## start

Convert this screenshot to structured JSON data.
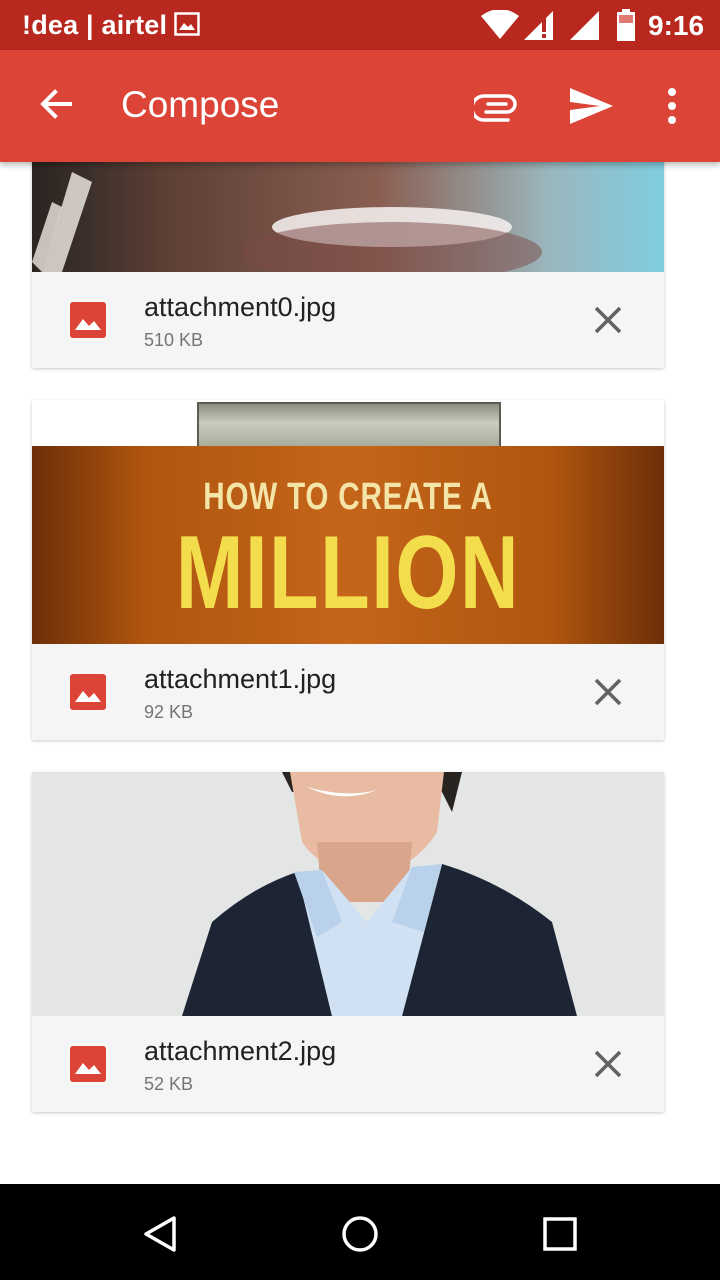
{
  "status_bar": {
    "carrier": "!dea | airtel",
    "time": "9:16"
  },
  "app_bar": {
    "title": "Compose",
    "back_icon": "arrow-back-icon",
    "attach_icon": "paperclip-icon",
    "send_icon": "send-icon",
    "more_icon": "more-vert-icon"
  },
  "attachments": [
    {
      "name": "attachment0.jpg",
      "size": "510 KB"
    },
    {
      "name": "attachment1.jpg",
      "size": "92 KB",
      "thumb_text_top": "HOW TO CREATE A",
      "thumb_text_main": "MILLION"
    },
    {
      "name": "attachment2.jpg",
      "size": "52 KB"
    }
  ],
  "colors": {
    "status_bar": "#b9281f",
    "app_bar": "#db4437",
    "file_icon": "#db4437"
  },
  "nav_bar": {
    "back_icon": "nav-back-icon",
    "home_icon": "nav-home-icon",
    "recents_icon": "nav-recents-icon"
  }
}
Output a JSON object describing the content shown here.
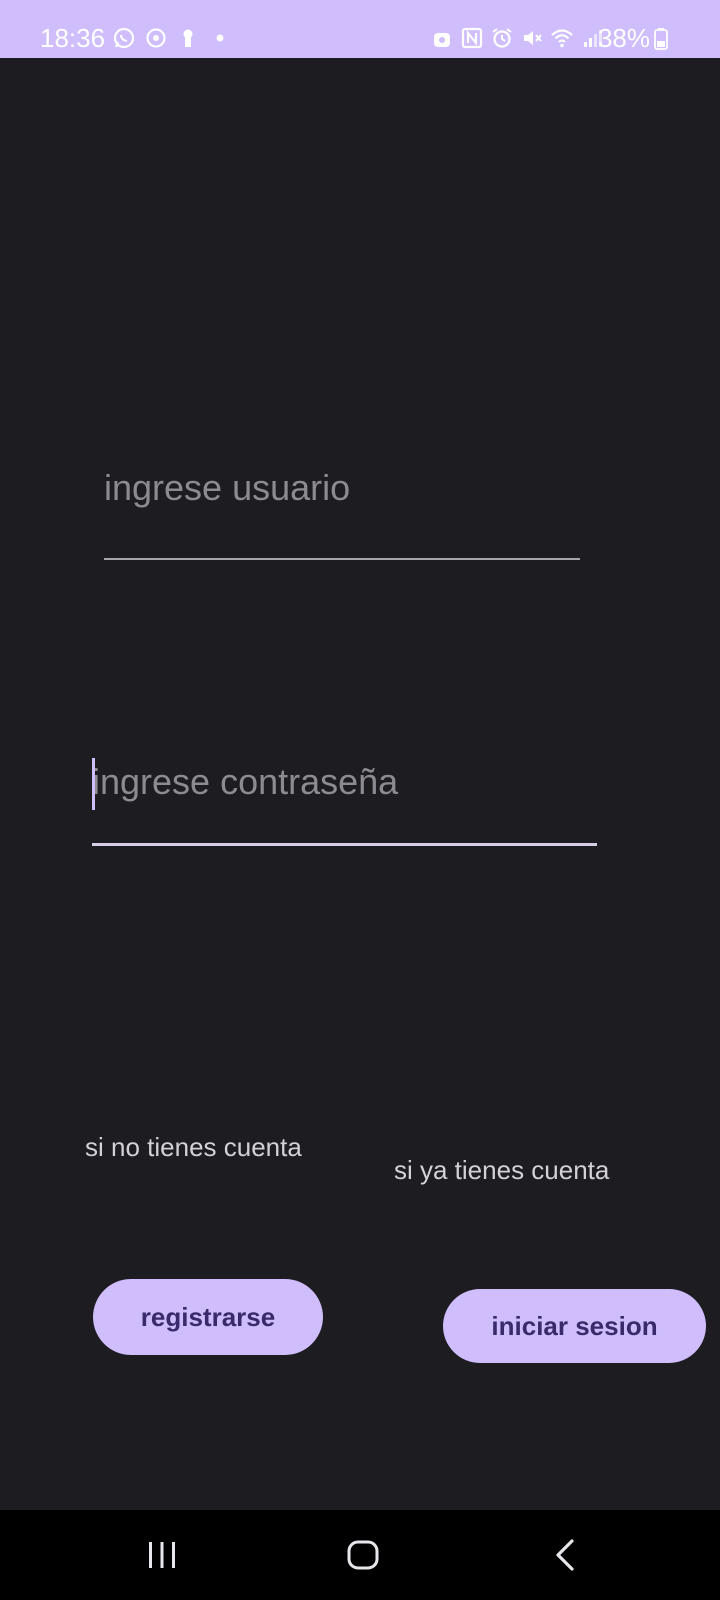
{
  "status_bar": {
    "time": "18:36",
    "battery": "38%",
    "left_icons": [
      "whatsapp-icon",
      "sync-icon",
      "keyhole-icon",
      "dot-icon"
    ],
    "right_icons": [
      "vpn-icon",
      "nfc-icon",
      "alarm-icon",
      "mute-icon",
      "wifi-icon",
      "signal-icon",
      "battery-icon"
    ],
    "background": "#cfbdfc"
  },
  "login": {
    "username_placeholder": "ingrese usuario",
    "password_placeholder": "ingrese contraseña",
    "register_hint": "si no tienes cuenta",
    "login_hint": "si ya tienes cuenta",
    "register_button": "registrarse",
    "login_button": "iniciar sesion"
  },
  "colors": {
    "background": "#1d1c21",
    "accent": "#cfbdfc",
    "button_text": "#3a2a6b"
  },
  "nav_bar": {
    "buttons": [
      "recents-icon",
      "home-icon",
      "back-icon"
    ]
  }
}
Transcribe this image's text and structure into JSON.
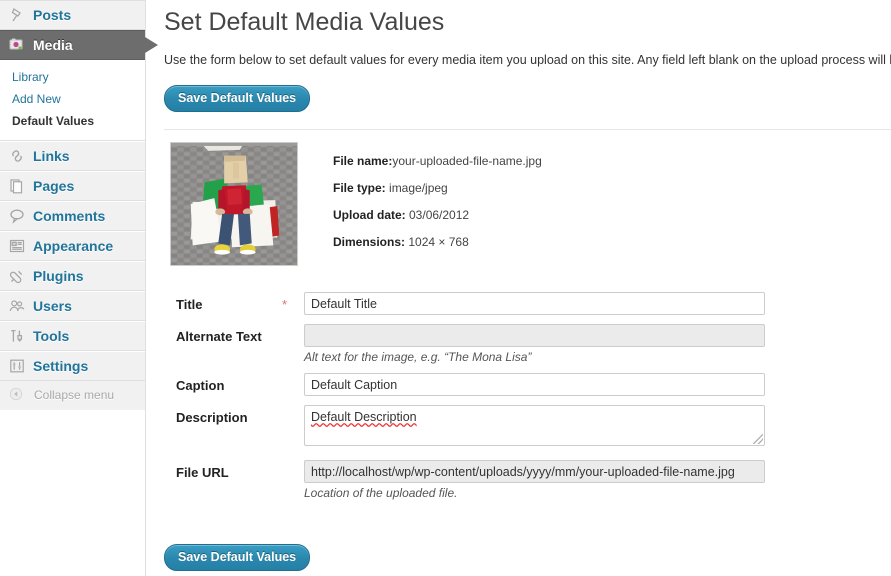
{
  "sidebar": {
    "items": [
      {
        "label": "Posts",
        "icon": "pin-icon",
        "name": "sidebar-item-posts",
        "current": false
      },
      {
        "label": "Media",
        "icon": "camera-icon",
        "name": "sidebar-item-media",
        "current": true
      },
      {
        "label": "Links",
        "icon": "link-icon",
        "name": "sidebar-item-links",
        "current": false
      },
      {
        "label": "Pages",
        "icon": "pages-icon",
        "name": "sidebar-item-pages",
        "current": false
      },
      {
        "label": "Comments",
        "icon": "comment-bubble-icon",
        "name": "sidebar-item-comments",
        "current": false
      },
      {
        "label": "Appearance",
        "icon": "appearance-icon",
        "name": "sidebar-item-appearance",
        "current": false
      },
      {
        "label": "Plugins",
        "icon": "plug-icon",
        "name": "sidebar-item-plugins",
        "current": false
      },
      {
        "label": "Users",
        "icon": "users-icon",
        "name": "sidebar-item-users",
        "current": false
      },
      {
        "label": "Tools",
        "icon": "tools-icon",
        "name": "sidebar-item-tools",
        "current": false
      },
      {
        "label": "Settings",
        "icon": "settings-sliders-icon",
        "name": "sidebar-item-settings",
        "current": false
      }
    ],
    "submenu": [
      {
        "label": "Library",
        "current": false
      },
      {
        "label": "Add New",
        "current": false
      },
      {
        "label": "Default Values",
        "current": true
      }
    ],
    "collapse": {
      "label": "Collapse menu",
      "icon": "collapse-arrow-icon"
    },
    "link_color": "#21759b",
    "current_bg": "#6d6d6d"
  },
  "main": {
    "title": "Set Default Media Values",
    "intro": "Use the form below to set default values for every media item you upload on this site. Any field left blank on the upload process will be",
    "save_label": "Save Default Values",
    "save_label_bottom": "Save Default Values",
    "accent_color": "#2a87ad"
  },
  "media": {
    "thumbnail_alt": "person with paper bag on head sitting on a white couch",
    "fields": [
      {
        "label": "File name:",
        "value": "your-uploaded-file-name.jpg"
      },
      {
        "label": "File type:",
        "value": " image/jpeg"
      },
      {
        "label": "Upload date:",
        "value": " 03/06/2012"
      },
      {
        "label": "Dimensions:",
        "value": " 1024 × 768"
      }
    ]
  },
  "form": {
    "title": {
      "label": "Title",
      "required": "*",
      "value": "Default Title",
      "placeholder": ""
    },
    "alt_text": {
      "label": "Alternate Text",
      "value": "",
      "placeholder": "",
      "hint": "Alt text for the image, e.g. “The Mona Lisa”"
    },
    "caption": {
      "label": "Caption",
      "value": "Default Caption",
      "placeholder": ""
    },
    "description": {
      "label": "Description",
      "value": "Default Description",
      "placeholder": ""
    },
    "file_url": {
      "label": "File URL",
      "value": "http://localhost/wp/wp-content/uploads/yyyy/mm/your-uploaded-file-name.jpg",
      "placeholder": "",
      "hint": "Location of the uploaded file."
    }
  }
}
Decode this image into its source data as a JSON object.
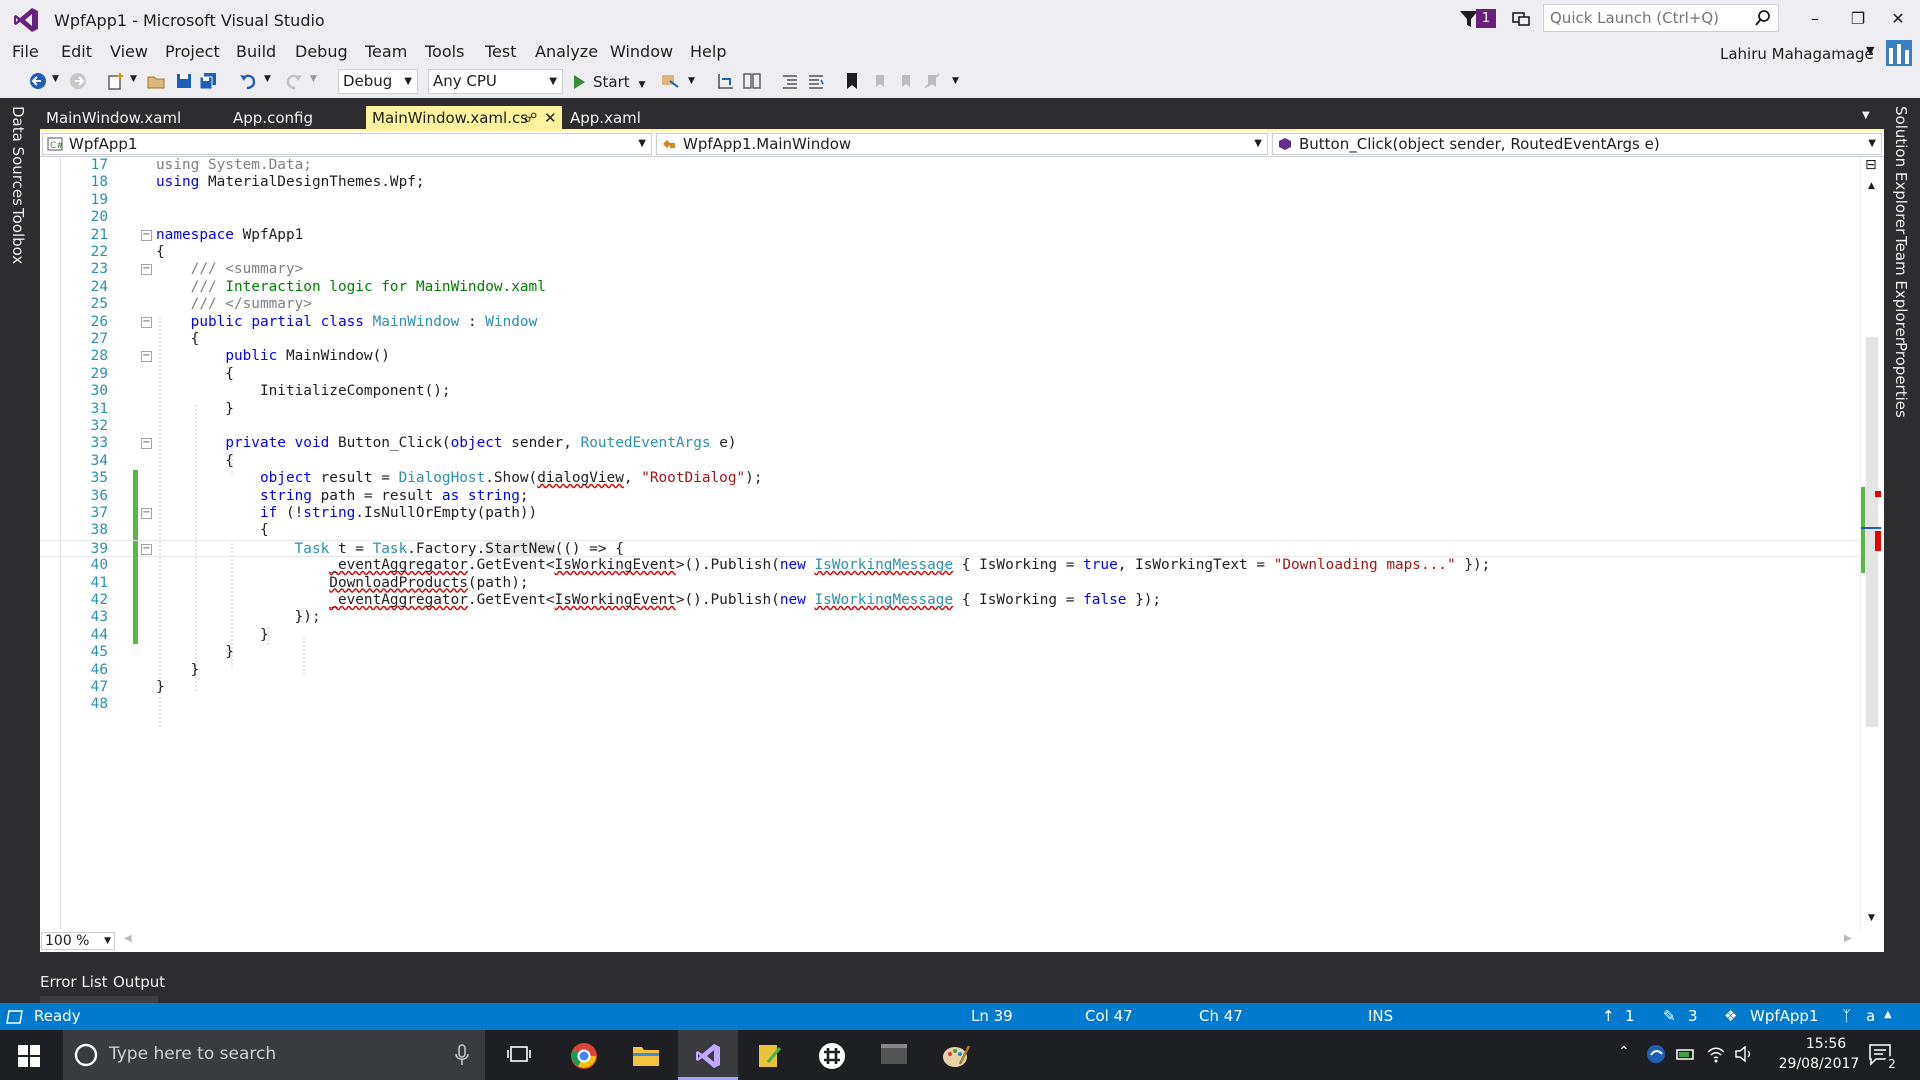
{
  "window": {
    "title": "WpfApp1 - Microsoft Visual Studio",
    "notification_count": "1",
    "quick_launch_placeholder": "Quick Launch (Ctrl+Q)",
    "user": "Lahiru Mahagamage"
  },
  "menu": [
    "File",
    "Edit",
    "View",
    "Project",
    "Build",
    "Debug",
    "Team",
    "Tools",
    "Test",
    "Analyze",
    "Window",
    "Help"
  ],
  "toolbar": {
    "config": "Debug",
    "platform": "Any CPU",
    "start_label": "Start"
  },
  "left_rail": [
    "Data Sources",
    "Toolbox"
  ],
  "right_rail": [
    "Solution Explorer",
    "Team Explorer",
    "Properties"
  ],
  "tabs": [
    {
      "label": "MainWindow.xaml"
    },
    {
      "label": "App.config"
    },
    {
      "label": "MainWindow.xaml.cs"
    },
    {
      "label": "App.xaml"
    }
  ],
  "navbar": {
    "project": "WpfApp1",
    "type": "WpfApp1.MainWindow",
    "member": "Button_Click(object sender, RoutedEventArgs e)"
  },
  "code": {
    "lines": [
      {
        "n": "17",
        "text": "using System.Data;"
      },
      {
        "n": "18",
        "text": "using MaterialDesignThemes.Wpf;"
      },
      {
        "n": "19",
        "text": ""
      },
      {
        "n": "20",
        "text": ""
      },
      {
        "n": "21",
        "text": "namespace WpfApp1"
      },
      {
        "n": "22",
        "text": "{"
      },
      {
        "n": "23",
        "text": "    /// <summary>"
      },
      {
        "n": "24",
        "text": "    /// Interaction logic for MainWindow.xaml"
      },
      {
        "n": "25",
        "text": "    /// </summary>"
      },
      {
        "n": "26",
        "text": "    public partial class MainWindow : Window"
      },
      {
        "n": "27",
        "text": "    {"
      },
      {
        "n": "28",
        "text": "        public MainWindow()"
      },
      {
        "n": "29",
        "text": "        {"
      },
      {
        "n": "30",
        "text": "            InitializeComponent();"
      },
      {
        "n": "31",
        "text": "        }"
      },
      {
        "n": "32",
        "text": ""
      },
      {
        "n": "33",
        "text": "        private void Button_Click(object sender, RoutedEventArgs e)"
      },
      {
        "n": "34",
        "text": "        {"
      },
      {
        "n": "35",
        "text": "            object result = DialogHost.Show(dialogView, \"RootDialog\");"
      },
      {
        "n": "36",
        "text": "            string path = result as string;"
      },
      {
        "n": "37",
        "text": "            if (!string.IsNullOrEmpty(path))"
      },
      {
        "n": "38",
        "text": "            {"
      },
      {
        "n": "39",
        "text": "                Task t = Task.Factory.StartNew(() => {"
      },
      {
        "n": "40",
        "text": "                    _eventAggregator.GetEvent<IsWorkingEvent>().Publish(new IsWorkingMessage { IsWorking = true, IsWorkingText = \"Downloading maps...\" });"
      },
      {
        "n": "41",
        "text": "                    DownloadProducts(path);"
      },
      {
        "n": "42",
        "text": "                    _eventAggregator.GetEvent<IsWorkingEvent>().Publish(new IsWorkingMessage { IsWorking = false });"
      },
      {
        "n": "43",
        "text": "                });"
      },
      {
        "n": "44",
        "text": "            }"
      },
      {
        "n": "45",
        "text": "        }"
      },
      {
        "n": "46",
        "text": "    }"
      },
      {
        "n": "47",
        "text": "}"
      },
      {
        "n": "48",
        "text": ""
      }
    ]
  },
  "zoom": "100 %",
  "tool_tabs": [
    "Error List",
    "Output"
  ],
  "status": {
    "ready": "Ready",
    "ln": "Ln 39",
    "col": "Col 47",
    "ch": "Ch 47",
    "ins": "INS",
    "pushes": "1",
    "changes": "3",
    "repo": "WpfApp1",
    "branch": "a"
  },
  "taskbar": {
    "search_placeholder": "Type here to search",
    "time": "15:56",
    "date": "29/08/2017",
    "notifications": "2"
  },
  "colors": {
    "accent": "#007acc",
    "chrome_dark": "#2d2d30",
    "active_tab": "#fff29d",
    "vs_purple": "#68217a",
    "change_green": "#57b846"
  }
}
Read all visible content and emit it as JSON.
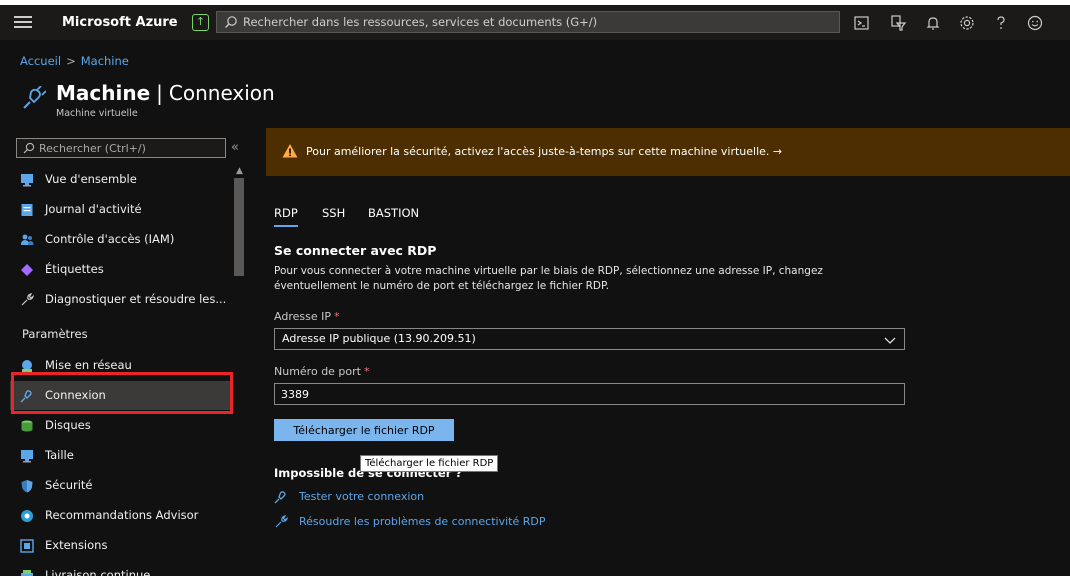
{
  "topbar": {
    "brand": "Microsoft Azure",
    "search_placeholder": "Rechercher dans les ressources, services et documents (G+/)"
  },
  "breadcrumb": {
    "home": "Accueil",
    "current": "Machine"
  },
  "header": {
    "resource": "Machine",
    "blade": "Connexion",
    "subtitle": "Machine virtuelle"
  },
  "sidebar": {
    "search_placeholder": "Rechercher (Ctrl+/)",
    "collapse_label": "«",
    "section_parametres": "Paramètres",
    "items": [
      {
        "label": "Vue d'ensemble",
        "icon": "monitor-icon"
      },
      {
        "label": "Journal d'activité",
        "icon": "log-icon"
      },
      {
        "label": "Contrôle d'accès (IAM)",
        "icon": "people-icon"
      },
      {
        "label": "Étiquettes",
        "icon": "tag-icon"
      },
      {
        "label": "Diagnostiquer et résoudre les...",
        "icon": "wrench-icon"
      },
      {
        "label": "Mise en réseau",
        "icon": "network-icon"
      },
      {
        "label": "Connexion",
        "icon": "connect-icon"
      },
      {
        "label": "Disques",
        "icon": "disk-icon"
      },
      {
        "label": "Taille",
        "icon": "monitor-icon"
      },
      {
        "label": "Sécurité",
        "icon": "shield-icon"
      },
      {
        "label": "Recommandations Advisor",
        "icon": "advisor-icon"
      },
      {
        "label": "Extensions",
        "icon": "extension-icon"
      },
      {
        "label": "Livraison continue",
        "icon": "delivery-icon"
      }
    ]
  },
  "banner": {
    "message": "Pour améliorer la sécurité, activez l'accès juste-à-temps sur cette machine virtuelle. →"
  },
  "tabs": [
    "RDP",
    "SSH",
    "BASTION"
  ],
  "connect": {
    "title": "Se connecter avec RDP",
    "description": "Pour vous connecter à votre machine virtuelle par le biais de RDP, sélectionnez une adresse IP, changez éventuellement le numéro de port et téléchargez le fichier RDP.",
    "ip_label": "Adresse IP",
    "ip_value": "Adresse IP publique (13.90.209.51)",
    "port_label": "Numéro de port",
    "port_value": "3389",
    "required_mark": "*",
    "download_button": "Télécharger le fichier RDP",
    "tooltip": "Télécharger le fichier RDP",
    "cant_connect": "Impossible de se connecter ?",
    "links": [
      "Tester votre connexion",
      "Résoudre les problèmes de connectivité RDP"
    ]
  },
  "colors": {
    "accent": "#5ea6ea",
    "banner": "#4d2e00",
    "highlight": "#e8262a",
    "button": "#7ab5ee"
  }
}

## end

> _WRITTEN REQUEST_
How many lines in these entries hold the string "IsWorking"? Answer with the number alone.

> _EXPECTED OUTPUT_
2